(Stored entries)
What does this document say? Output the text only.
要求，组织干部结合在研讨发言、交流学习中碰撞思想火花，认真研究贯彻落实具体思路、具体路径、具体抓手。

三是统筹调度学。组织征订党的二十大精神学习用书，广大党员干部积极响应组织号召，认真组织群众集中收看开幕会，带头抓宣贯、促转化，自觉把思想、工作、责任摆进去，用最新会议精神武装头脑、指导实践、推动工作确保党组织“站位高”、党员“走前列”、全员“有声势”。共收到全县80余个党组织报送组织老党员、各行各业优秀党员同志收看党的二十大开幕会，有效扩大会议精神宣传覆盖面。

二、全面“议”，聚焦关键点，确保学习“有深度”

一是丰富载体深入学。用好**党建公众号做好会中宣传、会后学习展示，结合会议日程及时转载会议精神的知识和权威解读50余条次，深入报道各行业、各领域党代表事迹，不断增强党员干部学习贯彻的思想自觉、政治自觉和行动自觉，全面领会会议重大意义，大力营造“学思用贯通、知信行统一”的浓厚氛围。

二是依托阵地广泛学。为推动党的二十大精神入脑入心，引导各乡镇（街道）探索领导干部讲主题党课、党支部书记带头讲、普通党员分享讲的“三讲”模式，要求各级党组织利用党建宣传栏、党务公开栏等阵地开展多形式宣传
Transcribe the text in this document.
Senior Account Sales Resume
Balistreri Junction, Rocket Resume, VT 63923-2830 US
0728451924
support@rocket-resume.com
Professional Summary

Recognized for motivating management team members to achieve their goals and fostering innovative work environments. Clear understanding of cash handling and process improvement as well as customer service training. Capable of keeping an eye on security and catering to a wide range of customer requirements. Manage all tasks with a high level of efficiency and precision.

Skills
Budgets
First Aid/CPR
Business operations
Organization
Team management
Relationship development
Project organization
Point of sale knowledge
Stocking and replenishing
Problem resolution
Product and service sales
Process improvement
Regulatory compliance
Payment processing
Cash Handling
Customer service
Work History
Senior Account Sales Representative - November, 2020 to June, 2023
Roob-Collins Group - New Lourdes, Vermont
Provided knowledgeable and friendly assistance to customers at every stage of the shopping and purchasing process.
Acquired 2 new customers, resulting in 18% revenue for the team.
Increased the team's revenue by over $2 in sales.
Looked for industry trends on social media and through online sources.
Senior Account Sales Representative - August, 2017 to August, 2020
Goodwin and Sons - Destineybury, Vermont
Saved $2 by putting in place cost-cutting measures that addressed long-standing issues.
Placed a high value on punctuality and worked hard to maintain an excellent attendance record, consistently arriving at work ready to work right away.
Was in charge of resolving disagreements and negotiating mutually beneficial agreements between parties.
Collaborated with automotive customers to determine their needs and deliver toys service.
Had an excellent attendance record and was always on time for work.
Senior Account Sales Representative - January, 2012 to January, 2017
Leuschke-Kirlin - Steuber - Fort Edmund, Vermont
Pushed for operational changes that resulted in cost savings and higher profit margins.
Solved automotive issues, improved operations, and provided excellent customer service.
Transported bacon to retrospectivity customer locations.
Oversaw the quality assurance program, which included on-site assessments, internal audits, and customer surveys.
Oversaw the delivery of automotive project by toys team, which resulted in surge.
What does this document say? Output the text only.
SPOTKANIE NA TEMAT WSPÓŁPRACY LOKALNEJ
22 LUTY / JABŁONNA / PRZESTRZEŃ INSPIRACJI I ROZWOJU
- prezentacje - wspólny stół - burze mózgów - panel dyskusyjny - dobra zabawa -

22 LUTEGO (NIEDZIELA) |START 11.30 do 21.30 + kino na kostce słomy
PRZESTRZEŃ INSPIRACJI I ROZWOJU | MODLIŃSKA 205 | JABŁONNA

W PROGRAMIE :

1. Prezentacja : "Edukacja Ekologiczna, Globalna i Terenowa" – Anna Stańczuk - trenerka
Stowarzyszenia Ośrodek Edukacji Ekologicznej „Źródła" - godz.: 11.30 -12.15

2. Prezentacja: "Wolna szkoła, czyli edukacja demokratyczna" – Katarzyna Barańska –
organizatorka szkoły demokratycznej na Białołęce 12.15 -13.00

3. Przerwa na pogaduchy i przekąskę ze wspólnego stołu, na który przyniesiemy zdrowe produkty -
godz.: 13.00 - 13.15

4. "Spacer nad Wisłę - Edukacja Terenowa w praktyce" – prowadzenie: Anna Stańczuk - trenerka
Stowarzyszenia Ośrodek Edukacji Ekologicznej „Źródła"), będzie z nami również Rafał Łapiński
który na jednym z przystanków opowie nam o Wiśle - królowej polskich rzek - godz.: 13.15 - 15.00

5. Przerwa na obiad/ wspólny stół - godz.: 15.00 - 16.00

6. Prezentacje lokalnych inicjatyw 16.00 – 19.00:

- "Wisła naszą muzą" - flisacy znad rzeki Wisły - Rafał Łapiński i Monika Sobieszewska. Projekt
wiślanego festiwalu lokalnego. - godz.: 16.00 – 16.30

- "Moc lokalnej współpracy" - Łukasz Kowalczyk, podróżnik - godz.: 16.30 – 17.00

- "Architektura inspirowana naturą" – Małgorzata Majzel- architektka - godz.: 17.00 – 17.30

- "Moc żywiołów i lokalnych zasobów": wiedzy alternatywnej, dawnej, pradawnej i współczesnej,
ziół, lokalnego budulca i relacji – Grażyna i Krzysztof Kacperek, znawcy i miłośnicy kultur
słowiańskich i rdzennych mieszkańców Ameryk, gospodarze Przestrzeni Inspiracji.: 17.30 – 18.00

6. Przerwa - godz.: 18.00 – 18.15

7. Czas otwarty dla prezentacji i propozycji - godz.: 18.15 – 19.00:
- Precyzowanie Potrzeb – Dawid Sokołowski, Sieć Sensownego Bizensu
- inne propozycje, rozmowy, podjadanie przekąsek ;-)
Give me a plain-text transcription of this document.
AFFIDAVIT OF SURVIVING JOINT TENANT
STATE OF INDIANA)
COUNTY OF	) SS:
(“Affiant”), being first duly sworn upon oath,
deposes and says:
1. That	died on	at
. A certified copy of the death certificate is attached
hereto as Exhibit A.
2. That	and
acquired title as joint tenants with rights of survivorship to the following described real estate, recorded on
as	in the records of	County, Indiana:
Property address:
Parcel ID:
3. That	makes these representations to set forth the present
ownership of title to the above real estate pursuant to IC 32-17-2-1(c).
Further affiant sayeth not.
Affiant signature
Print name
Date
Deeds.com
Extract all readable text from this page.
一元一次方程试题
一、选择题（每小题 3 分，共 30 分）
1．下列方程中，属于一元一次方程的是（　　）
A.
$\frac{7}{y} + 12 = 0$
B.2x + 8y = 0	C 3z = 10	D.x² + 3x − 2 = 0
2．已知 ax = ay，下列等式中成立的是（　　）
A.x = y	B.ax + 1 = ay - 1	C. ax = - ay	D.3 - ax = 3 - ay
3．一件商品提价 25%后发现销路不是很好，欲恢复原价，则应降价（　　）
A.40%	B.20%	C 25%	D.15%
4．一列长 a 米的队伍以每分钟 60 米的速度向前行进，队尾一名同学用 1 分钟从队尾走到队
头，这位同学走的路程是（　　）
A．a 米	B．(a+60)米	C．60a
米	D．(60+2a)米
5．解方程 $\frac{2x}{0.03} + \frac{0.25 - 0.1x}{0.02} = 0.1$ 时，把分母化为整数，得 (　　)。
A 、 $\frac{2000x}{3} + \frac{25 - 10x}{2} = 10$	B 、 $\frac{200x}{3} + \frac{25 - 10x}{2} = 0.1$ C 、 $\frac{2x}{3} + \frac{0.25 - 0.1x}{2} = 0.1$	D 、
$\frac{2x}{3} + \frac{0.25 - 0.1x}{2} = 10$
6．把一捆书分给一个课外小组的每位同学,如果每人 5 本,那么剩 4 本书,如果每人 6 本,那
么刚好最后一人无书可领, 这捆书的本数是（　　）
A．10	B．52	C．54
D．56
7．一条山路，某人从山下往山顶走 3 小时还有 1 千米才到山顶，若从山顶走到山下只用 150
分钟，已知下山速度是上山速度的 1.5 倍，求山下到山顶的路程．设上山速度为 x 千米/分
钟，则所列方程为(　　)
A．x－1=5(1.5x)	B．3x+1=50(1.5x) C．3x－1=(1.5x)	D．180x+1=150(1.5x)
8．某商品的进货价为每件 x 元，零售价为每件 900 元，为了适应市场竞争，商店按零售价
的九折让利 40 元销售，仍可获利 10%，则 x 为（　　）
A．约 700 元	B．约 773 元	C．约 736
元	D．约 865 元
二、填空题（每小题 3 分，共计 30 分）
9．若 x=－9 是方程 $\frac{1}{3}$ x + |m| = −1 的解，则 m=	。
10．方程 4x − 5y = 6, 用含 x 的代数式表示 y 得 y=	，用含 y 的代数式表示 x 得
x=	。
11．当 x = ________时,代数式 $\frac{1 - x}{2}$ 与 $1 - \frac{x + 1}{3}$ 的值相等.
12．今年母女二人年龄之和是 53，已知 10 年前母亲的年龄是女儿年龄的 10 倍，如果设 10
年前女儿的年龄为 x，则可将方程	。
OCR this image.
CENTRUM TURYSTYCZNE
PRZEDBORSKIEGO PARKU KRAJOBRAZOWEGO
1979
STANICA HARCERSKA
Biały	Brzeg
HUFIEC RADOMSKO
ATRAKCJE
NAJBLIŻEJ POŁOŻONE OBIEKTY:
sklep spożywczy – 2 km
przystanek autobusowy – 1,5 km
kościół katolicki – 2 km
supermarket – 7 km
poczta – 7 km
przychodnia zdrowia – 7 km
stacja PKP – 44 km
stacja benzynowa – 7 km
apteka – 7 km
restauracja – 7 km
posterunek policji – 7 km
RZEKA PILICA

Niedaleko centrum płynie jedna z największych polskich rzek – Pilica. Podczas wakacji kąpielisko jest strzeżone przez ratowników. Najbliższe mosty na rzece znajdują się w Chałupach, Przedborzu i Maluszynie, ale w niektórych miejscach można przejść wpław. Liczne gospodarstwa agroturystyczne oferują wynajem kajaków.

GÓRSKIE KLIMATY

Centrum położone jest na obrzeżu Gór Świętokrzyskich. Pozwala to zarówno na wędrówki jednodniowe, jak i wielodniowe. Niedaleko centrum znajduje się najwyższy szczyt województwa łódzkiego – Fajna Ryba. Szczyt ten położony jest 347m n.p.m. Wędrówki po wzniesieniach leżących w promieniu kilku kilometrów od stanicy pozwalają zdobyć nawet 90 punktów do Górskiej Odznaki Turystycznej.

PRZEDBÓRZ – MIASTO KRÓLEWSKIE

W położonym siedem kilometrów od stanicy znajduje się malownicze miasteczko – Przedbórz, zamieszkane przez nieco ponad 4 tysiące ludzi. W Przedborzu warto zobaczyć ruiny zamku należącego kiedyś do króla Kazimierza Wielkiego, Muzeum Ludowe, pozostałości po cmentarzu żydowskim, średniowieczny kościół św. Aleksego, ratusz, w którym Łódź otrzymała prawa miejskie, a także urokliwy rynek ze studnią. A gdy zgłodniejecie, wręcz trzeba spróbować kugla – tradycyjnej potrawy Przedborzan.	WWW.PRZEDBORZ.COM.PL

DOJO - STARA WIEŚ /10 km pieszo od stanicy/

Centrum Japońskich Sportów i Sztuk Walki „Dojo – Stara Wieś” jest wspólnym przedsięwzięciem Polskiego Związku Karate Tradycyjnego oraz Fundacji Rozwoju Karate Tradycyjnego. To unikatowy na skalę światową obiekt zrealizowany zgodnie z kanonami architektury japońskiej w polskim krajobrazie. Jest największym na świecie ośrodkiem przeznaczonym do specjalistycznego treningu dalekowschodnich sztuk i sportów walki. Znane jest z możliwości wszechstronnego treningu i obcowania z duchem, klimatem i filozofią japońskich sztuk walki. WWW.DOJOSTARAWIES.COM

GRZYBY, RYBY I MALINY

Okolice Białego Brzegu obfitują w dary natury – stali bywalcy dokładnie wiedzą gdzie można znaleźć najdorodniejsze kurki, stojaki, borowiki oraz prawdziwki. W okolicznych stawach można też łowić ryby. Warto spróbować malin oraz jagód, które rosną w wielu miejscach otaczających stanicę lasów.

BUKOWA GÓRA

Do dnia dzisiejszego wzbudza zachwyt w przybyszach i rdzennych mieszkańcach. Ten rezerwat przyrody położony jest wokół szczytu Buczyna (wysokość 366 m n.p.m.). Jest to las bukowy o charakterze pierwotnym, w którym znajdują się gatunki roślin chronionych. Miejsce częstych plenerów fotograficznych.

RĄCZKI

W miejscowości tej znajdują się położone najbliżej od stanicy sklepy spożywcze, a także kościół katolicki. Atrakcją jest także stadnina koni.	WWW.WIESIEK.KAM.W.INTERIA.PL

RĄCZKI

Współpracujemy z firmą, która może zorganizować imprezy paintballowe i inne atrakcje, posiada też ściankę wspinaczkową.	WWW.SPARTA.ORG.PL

### REQUIREMENT
Only lines holding the string "Account" are wanted; gather each one from the entries above.

### ANSWER FOR THE TASK
Senior Account Sales Resume
Senior Account Sales Representative - November, 2020 to June, 2023
Senior Account Sales Representative - August, 2017 to August, 2020
Senior Account Sales Representative - January, 2012 to January, 2017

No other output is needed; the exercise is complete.